**Problem description:** Repeat, word for word, every line from the line holding "Transcribe the text in this document." through the final line of the entries below. Skip all pictures.

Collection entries
________
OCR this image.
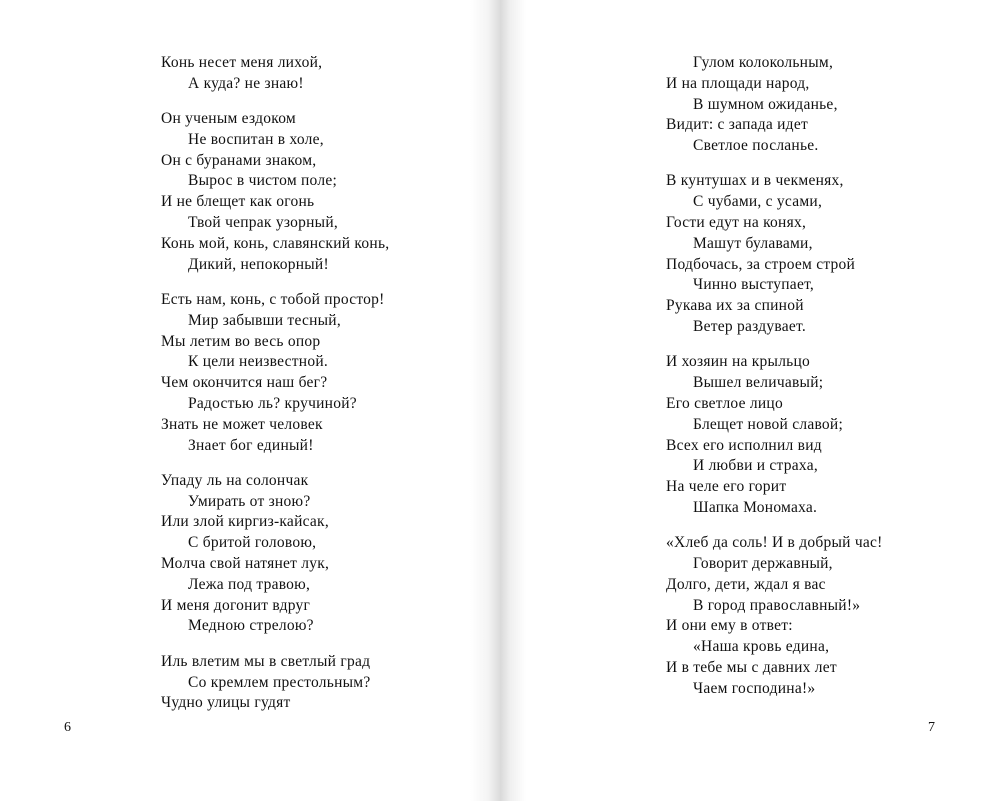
Конь несет меня лихой,
А куда? не знаю!
Он ученым ездоком
Не воспитан в холе,
Он с буранами знаком,
Вырос в чистом поле;
И не блещет как огонь
Твой чепрак узорный,
Конь мой, конь, славянский конь,
Дикий, непокорный!
Есть нам, конь, с тобой простор!
Мир забывши тесный,
Мы летим во весь опор
К цели неизвестной.
Чем окончится наш бег?
Радостью ль? кручиной?
Знать не может человек
Знает бог единый!
Упаду ль на солончак
Умирать от зною?
Или злой киргиз-кайсак,
С бритой головою,
Молча свой натянет лук,
Лежа под травою,
И меня догонит вдруг
Медною стрелою?
Иль влетим мы в светлый град
Со кремлем престольным?
Чудно улицы гудят
6
Гулом колокольным,
И на площади народ,
В шумном ожиданье,
Видит: с запада идет
Светлое посланье.
В кунтушах и в чекменях,
С чубами, с усами,
Гости едут на конях,
Машут булавами,
Подбочась, за строем строй
Чинно выступает,
Рукава их за спиной
Ветер раздувает.
И хозяин на крыльцо
Вышел величавый;
Его светлое лицо
Блещет новой славой;
Всех его исполнил вид
И любви и страха,
На челе его горит
Шапка Мономаха.
«Хлеб да соль! И в добрый час!
Говорит державный,
Долго, дети, ждал я вас
В город православный!»
И они ему в ответ:
«Наша кровь едина,
И в тебе мы с давних лет
Чаем господина!»
7
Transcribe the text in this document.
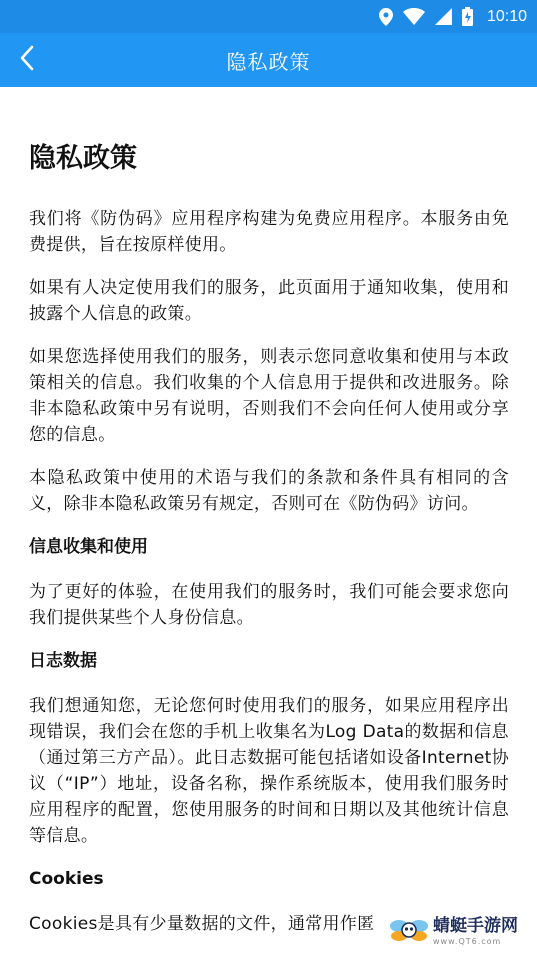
10:10
隐私政策
隐私政策

我们将《防伪码》应用程序构建为免费应用程序。本服务由免费提供，旨在按原样使用。

如果有人决定使用我们的服务，此页面用于通知收集，使用和披露个人信息的政策。

如果您选择使用我们的服务，则表示您同意收集和使用与本政策相关的信息。我们收集的个人信息用于提供和改进服务。除非本隐私政策中另有说明，否则我们不会向任何人使用或分享您的信息。

本隐私政策中使用的术语与我们的条款和条件具有相同的含义，除非本隐私政策另有规定，否则可在《防伪码》访问。

信息收集和使用

为了更好的体验，在使用我们的服务时，我们可能会要求您向我们提供某些个人身份信息。

日志数据

我们想通知您，无论您何时使用我们的服务，如果应用程序出现错误，我们会在您的手机上收集名为Log Data的数据和信息（通过第三方产品）。此日志数据可能包括诸如设备Internet协议（“IP”）地址，设备名称，操作系统版本，使用我们服务时应用程序的配置，您使用服务的时间和日期以及其他统计信息等信息。

Cookies

Cookies是具有少量数据的文件，通常用作匿	蜻蜓手游网
www.QT6.com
________
**Answer to the exercise:**
Transcribe the text in this document.
10:10
隐私政策
隐私政策

我们将《防伪码》应用程序构建为免费应用程序。本服务由免费提供，旨在按原样使用。

如果有人决定使用我们的服务，此页面用于通知收集，使用和披露个人信息的政策。

如果您选择使用我们的服务，则表示您同意收集和使用与本政策相关的信息。我们收集的个人信息用于提供和改进服务。除非本隐私政策中另有说明，否则我们不会向任何人使用或分享您的信息。

本隐私政策中使用的术语与我们的条款和条件具有相同的含义，除非本隐私政策另有规定，否则可在《防伪码》访问。

信息收集和使用

为了更好的体验，在使用我们的服务时，我们可能会要求您向我们提供某些个人身份信息。

日志数据

我们想通知您，无论您何时使用我们的服务，如果应用程序出现错误，我们会在您的手机上收集名为Log Data的数据和信息（通过第三方产品）。此日志数据可能包括诸如设备Internet协议（“IP”）地址，设备名称，操作系统版本，使用我们服务时应用程序的配置，您使用服务的时间和日期以及其他统计信息等信息。

Cookies

Cookies是具有少量数据的文件，通常用作匿	蜻蜓手游网
www.QT6.com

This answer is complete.